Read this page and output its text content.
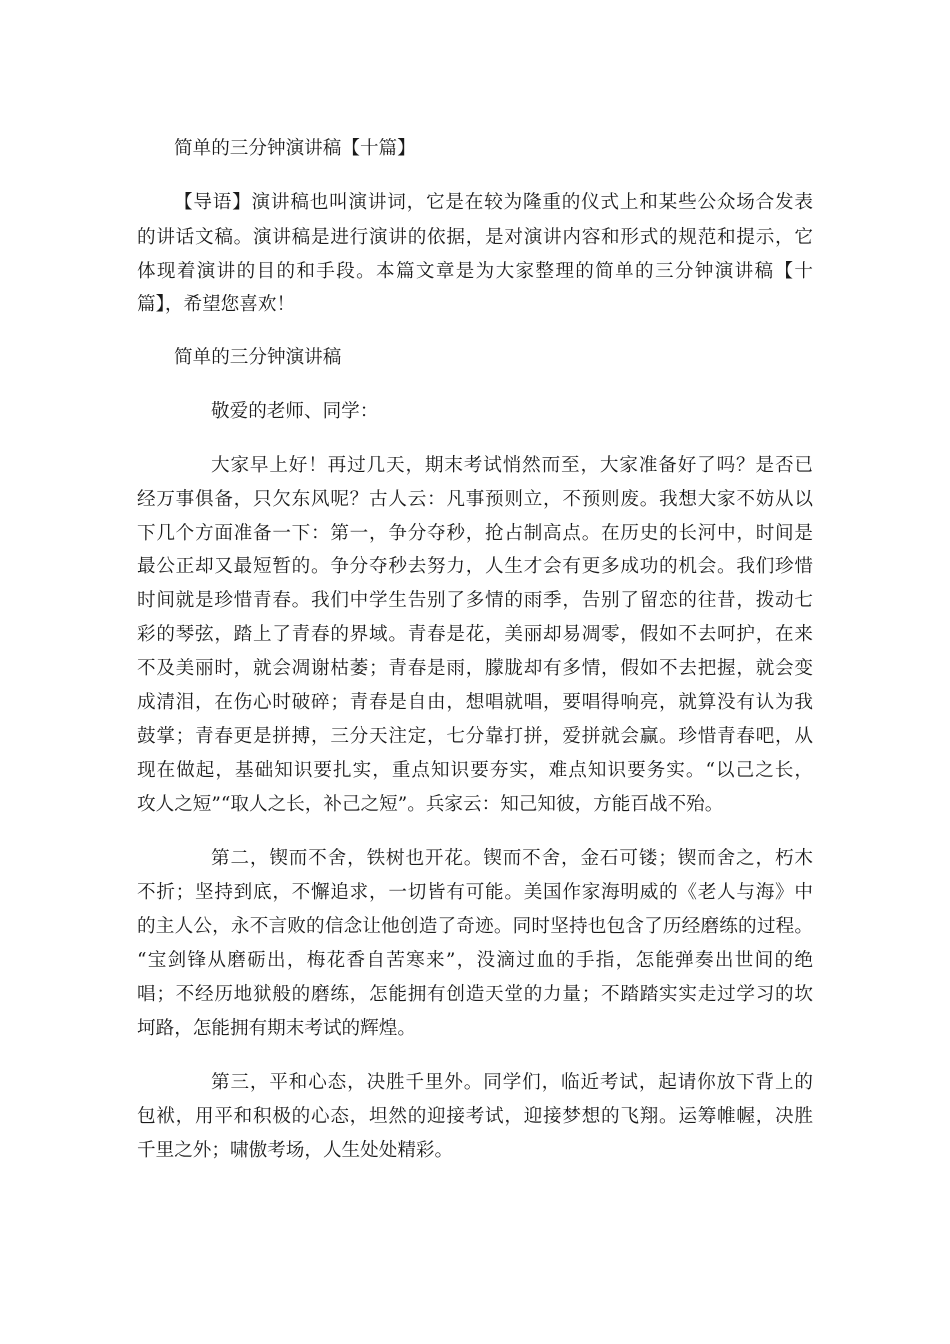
简单的三分钟演讲稿【十篇】

【导语】演讲稿也叫演讲词，它是在较为隆重的仪式上和某些公众场合发表

的讲话文稿。演讲稿是进行演讲的依据，是对演讲内容和形式的规范和提示，它

体现着演讲的目的和手段。本篇文章是为大家整理的简单的三分钟演讲稿【十

篇】，希望您喜欢！

简单的三分钟演讲稿

敬爱的老师、同学：

大家早上好！再过几天，期末考试悄然而至，大家准备好了吗？是否已

经万事俱备，只欠东风呢？古人云：凡事预则立，不预则废。我想大家不妨从以

下几个方面准备一下：第一，争分夺秒，抢占制高点。在历史的长河中，时间是

最公正却又最短暂的。争分夺秒去努力，人生才会有更多成功的机会。我们珍惜

时间就是珍惜青春。我们中学生告别了多情的雨季，告别了留恋的往昔，拨动七

彩的琴弦，踏上了青春的界域。青春是花，美丽却易凋零，假如不去呵护，在来

不及美丽时，就会凋谢枯萎；青春是雨，朦胧却有多情，假如不去把握，就会变

成清泪，在伤心时破碎；青春是自由，想唱就唱，要唱得响亮，就算没有认为我

鼓掌；青春更是拼搏，三分天注定，七分靠打拼，爱拼就会赢。珍惜青春吧，从

现在做起，基础知识要扎实，重点知识要夯实，难点知识要务实。“以己之长，

攻人之短”“取人之长，补己之短”。兵家云：知己知彼，方能百战不殆。

第二，锲而不舍，铁树也开花。锲而不舍，金石可镂；锲而舍之，朽木

不折；坚持到底，不懈追求，一切皆有可能。美国作家海明威的《老人与海》中

的主人公，永不言败的信念让他创造了奇迹。同时坚持也包含了历经磨练的过程。

“宝剑锋从磨砺出，梅花香自苦寒来”，没滴过血的手指，怎能弹奏出世间的绝

唱；不经历地狱般的磨练，怎能拥有创造天堂的力量；不踏踏实实走过学习的坎

坷路，怎能拥有期末考试的辉煌。

第三，平和心态，决胜千里外。同学们，临近考试，起请你放下背上的

包袱，用平和积极的心态，坦然的迎接考试，迎接梦想的飞翔。运筹帷幄，决胜

千里之外；啸傲考场，人生处处精彩。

• What to do: Leave out the pictures and copy the rest of the material above exactly.

• Solution to this exercise:
Read this page and output its text content.
简单的三分钟演讲稿【十篇】

【导语】演讲稿也叫演讲词，它是在较为隆重的仪式上和某些公众场合发表

的讲话文稿。演讲稿是进行演讲的依据，是对演讲内容和形式的规范和提示，它

体现着演讲的目的和手段。本篇文章是为大家整理的简单的三分钟演讲稿【十

篇】，希望您喜欢！

简单的三分钟演讲稿

敬爱的老师、同学：

大家早上好！再过几天，期末考试悄然而至，大家准备好了吗？是否已

经万事俱备，只欠东风呢？古人云：凡事预则立，不预则废。我想大家不妨从以

下几个方面准备一下：第一，争分夺秒，抢占制高点。在历史的长河中，时间是

最公正却又最短暂的。争分夺秒去努力，人生才会有更多成功的机会。我们珍惜

时间就是珍惜青春。我们中学生告别了多情的雨季，告别了留恋的往昔，拨动七

彩的琴弦，踏上了青春的界域。青春是花，美丽却易凋零，假如不去呵护，在来

不及美丽时，就会凋谢枯萎；青春是雨，朦胧却有多情，假如不去把握，就会变

成清泪，在伤心时破碎；青春是自由，想唱就唱，要唱得响亮，就算没有认为我

鼓掌；青春更是拼搏，三分天注定，七分靠打拼，爱拼就会赢。珍惜青春吧，从

现在做起，基础知识要扎实，重点知识要夯实，难点知识要务实。“以己之长，

攻人之短”“取人之长，补己之短”。兵家云：知己知彼，方能百战不殆。

第二，锲而不舍，铁树也开花。锲而不舍，金石可镂；锲而舍之，朽木

不折；坚持到底，不懈追求，一切皆有可能。美国作家海明威的《老人与海》中

的主人公，永不言败的信念让他创造了奇迹。同时坚持也包含了历经磨练的过程。

“宝剑锋从磨砺出，梅花香自苦寒来”，没滴过血的手指，怎能弹奏出世间的绝

唱；不经历地狱般的磨练，怎能拥有创造天堂的力量；不踏踏实实走过学习的坎

坷路，怎能拥有期末考试的辉煌。

第三，平和心态，决胜千里外。同学们，临近考试，起请你放下背上的

包袱，用平和积极的心态，坦然的迎接考试，迎接梦想的飞翔。运筹帷幄，决胜

千里之外；啸傲考场，人生处处精彩。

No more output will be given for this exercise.